EXERCISE BRIEF: Your task is to extract every entry that follows word for word while excluding the pictures.
### SOURCE MATERIAL ###
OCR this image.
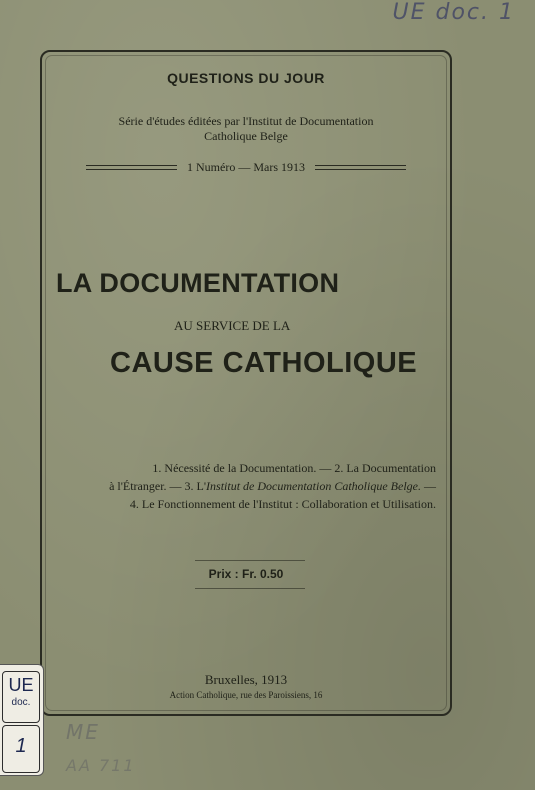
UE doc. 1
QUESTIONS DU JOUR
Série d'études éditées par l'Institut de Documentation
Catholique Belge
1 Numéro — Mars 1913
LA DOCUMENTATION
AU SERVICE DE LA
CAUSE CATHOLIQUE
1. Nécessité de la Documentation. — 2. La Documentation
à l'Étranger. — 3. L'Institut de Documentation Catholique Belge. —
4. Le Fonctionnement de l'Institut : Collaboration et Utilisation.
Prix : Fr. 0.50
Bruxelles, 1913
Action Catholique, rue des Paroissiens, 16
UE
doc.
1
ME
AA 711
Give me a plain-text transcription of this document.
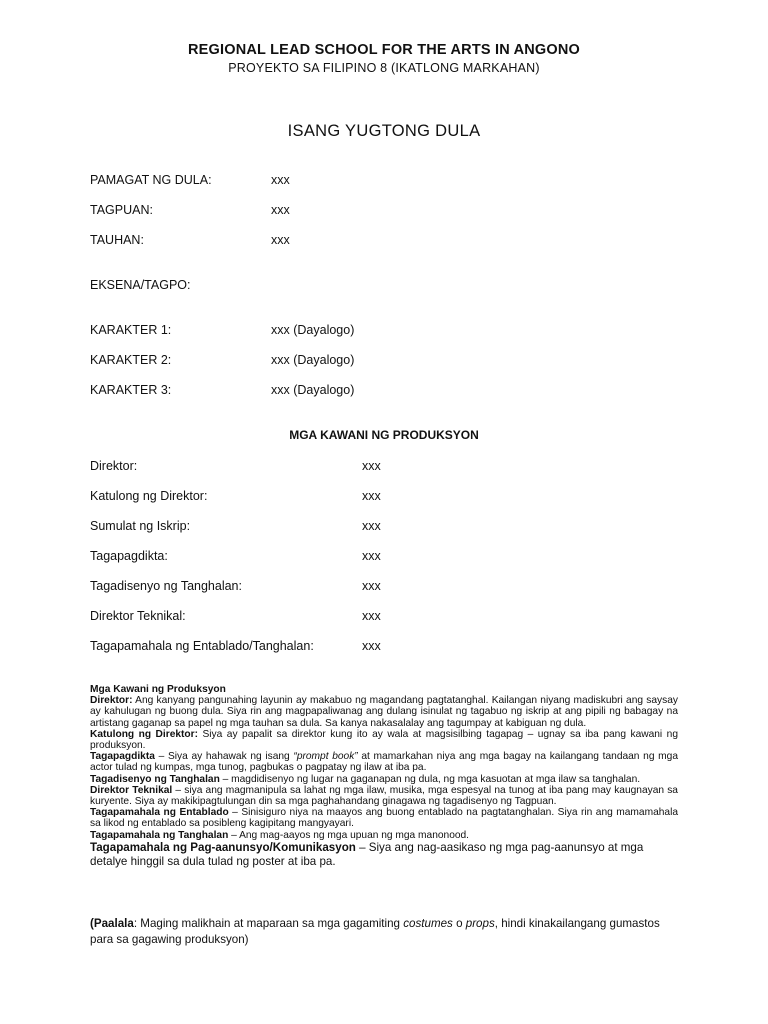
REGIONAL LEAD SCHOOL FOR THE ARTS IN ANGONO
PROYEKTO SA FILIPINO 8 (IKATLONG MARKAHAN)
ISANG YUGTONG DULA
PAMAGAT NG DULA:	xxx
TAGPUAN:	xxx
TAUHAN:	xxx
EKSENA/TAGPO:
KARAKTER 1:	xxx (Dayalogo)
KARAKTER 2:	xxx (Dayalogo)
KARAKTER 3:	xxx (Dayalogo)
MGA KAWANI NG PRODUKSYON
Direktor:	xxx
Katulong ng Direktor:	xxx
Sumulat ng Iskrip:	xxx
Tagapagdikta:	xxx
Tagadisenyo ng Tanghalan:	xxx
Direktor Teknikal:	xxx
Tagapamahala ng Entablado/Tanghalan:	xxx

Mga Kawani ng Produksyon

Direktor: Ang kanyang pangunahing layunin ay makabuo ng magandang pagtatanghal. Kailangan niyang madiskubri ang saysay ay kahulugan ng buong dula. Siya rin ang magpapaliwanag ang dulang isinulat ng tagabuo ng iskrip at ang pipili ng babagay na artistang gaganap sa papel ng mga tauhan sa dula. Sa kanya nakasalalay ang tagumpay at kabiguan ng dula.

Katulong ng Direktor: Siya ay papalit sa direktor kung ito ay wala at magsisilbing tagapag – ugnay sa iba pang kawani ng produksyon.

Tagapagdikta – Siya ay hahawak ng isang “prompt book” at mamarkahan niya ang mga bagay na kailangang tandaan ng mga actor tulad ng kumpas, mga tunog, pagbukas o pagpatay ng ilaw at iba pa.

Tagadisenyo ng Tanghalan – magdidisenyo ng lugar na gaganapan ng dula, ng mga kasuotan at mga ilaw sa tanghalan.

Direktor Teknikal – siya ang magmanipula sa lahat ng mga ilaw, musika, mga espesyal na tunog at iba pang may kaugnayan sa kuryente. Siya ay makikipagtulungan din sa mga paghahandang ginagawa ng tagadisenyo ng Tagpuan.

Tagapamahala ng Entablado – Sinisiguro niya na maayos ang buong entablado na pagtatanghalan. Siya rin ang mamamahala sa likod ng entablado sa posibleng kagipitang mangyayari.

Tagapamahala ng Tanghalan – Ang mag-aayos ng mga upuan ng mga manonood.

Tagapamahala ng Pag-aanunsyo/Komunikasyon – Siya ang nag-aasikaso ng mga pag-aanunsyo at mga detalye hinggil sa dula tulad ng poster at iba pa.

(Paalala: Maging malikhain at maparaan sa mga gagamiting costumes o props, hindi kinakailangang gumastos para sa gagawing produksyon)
###
EXPECTED ANSWER:
OCR this image.
UE doc. 1
QUESTIONS DU JOUR
Série d'études éditées par l'Institut de Documentation
Catholique Belge
1 Numéro — Mars 1913
LA DOCUMENTATION
AU SERVICE DE LA
CAUSE CATHOLIQUE
1. Nécessité de la Documentation. — 2. La Documentation
à l'Étranger. — 3. L'Institut de Documentation Catholique Belge. —
4. Le Fonctionnement de l'Institut : Collaboration et Utilisation.
Prix : Fr. 0.50
Bruxelles, 1913
Action Catholique, rue des Paroissiens, 16
UE
doc.
1
ME
AA 711
Give me a plain-text transcription of this document.
REGIONAL LEAD SCHOOL FOR THE ARTS IN ANGONO
PROYEKTO SA FILIPINO 8 (IKATLONG MARKAHAN)
ISANG YUGTONG DULA
PAMAGAT NG DULA:	xxx
TAGPUAN:	xxx
TAUHAN:	xxx
EKSENA/TAGPO:
KARAKTER 1:	xxx (Dayalogo)
KARAKTER 2:	xxx (Dayalogo)
KARAKTER 3:	xxx (Dayalogo)
MGA KAWANI NG PRODUKSYON
Direktor:	xxx
Katulong ng Direktor:	xxx
Sumulat ng Iskrip:	xxx
Tagapagdikta:	xxx
Tagadisenyo ng Tanghalan:	xxx
Direktor Teknikal:	xxx
Tagapamahala ng Entablado/Tanghalan:	xxx

Mga Kawani ng Produksyon

Direktor: Ang kanyang pangunahing layunin ay makabuo ng magandang pagtatanghal. Kailangan niyang madiskubri ang saysay ay kahulugan ng buong dula. Siya rin ang magpapaliwanag ang dulang isinulat ng tagabuo ng iskrip at ang pipili ng babagay na artistang gaganap sa papel ng mga tauhan sa dula. Sa kanya nakasalalay ang tagumpay at kabiguan ng dula.

Katulong ng Direktor: Siya ay papalit sa direktor kung ito ay wala at magsisilbing tagapag – ugnay sa iba pang kawani ng produksyon.

Tagapagdikta – Siya ay hahawak ng isang “prompt book” at mamarkahan niya ang mga bagay na kailangang tandaan ng mga actor tulad ng kumpas, mga tunog, pagbukas o pagpatay ng ilaw at iba pa.

Tagadisenyo ng Tanghalan – magdidisenyo ng lugar na gaganapan ng dula, ng mga kasuotan at mga ilaw sa tanghalan.

Direktor Teknikal – siya ang magmanipula sa lahat ng mga ilaw, musika, mga espesyal na tunog at iba pang may kaugnayan sa kuryente. Siya ay makikipagtulungan din sa mga paghahandang ginagawa ng tagadisenyo ng Tagpuan.

Tagapamahala ng Entablado – Sinisiguro niya na maayos ang buong entablado na pagtatanghalan. Siya rin ang mamamahala sa likod ng entablado sa posibleng kagipitang mangyayari.

Tagapamahala ng Tanghalan – Ang mag-aayos ng mga upuan ng mga manonood.

Tagapamahala ng Pag-aanunsyo/Komunikasyon – Siya ang nag-aasikaso ng mga pag-aanunsyo at mga detalye hinggil sa dula tulad ng poster at iba pa.

(Paalala: Maging malikhain at maparaan sa mga gagamiting costumes o props, hindi kinakailangang gumastos para sa gagawing produksyon)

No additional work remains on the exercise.